• **Task to carry out**:
The exercise asks you to copy every line below in which "value" appears.

• **Data extract**:
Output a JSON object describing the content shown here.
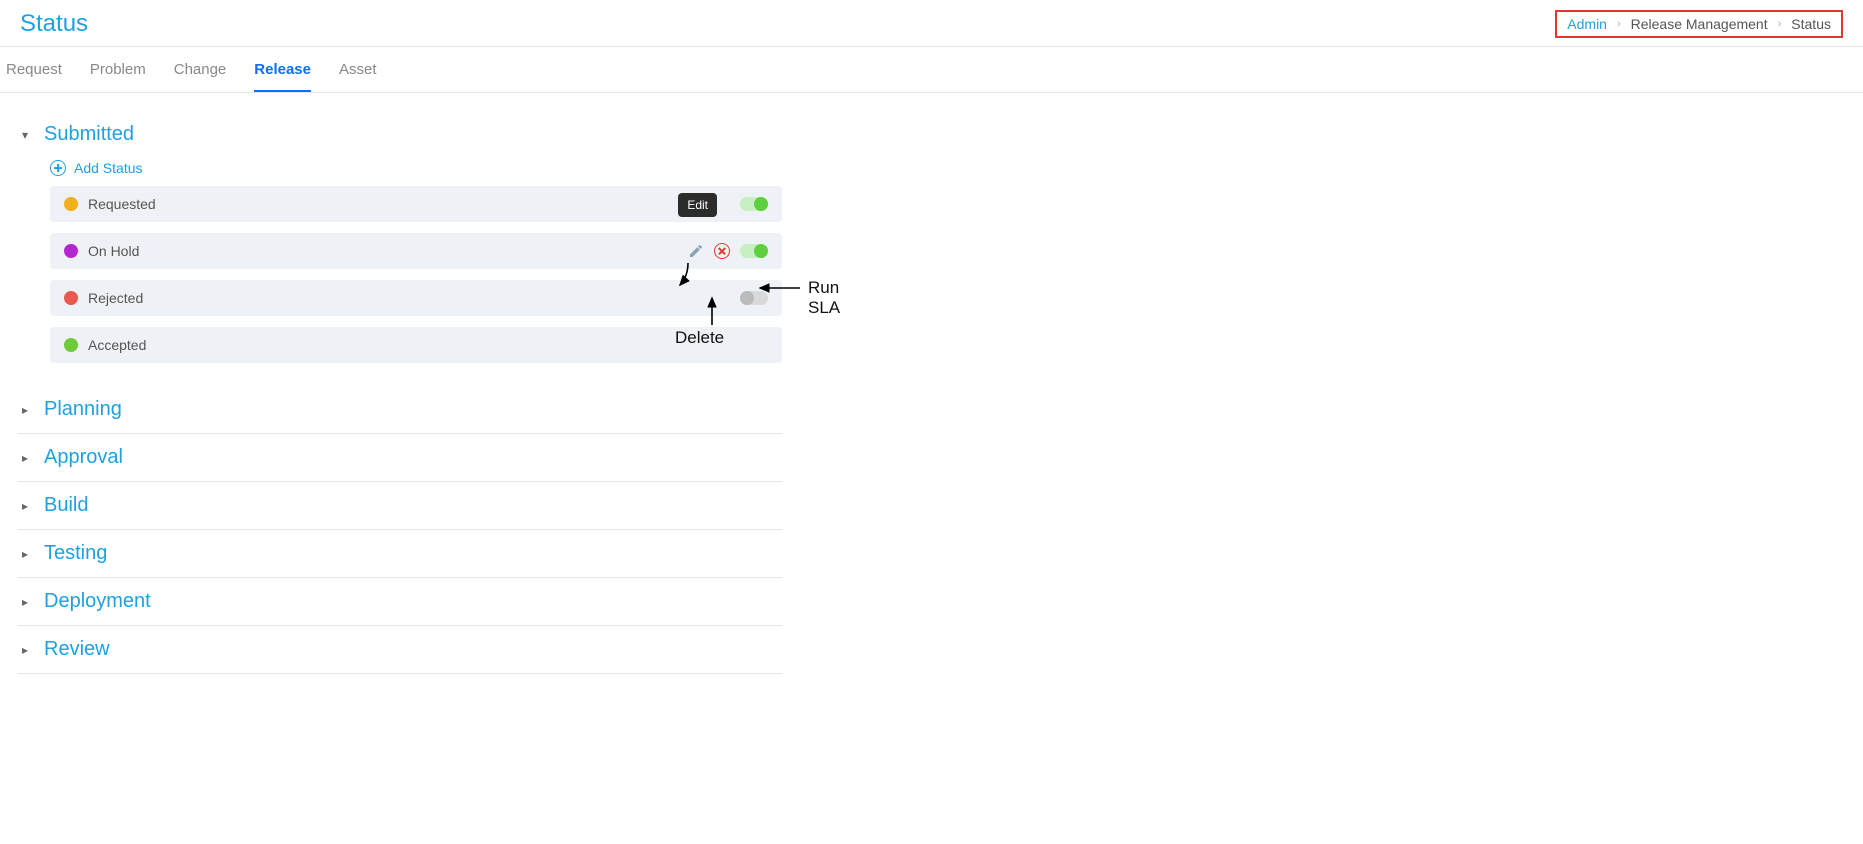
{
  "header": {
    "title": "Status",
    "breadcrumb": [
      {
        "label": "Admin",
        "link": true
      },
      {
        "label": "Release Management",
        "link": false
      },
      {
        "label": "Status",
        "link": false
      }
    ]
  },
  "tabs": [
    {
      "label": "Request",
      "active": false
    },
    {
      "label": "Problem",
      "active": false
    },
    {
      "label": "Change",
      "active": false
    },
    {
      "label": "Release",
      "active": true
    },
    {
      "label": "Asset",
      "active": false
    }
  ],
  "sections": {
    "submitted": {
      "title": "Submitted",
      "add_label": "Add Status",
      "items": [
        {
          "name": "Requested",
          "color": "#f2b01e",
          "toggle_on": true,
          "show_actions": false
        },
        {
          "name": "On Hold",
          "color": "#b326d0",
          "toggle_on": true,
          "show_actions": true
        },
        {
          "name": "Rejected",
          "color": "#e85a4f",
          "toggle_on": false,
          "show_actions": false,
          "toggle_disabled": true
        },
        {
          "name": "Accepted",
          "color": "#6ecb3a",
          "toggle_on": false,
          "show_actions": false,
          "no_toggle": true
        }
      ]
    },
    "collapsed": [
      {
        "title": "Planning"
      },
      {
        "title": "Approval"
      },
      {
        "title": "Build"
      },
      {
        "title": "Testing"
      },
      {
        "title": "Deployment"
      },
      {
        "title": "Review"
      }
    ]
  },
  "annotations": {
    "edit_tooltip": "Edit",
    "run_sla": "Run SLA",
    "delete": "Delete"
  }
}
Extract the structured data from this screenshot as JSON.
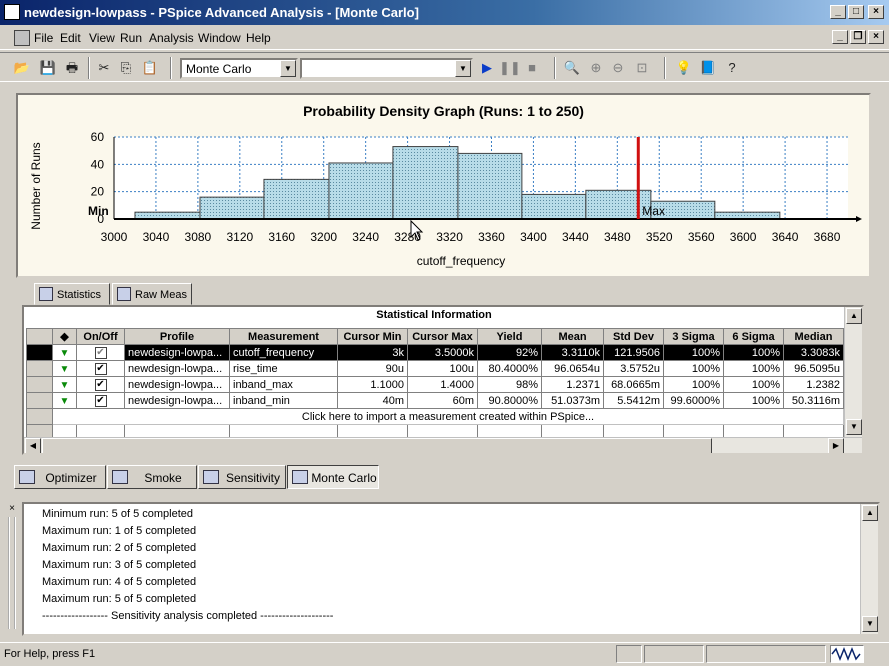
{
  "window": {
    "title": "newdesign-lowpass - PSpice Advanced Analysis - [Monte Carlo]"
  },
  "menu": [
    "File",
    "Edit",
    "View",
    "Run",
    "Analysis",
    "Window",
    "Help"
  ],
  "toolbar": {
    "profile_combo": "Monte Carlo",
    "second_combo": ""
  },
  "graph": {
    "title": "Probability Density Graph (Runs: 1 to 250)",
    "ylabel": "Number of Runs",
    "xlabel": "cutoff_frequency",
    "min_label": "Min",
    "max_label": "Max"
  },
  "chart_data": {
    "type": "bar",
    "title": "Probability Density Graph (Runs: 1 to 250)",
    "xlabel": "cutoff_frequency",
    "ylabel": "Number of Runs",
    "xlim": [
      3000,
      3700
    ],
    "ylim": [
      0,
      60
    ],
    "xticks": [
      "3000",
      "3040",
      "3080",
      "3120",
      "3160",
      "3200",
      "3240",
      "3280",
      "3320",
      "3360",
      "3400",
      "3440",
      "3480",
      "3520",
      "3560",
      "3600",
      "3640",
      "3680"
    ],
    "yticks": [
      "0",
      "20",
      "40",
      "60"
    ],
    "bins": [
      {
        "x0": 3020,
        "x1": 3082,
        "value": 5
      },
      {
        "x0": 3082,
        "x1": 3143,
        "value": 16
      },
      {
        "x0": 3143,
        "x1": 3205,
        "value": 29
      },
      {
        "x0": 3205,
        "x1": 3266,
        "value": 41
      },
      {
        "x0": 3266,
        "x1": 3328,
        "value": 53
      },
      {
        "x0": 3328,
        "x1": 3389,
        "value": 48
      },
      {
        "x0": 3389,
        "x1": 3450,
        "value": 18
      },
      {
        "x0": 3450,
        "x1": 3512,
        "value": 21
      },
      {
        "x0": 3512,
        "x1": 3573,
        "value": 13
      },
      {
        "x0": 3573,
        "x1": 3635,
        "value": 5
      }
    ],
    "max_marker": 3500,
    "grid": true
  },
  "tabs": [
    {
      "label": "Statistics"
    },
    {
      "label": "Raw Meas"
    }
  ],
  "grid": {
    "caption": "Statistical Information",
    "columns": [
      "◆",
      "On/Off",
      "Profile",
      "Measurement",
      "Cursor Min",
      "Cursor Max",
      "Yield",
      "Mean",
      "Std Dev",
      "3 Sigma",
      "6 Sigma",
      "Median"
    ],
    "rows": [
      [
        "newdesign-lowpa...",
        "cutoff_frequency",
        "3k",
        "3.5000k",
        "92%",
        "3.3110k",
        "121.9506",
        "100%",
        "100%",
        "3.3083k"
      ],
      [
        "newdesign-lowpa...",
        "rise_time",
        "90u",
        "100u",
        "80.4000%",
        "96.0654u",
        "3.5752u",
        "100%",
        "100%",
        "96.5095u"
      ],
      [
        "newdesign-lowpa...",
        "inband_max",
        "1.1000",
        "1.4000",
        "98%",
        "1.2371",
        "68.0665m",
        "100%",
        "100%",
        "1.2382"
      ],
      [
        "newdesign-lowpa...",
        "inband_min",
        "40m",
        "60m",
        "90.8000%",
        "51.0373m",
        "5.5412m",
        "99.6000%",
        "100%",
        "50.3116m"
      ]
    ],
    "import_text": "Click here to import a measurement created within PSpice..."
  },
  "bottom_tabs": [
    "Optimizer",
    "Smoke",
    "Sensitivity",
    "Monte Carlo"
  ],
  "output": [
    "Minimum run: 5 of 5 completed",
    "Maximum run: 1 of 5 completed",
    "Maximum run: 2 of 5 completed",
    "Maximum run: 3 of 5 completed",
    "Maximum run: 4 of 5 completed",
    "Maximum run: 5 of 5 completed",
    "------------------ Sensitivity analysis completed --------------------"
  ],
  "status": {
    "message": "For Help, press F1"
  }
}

• **Result of this task**:
        "value": 5
        "value": 16
        "value": 29
        "value": 41
        "value": 53
        "value": 48
        "value": 18
        "value": 21
        "value": 13
        "value": 5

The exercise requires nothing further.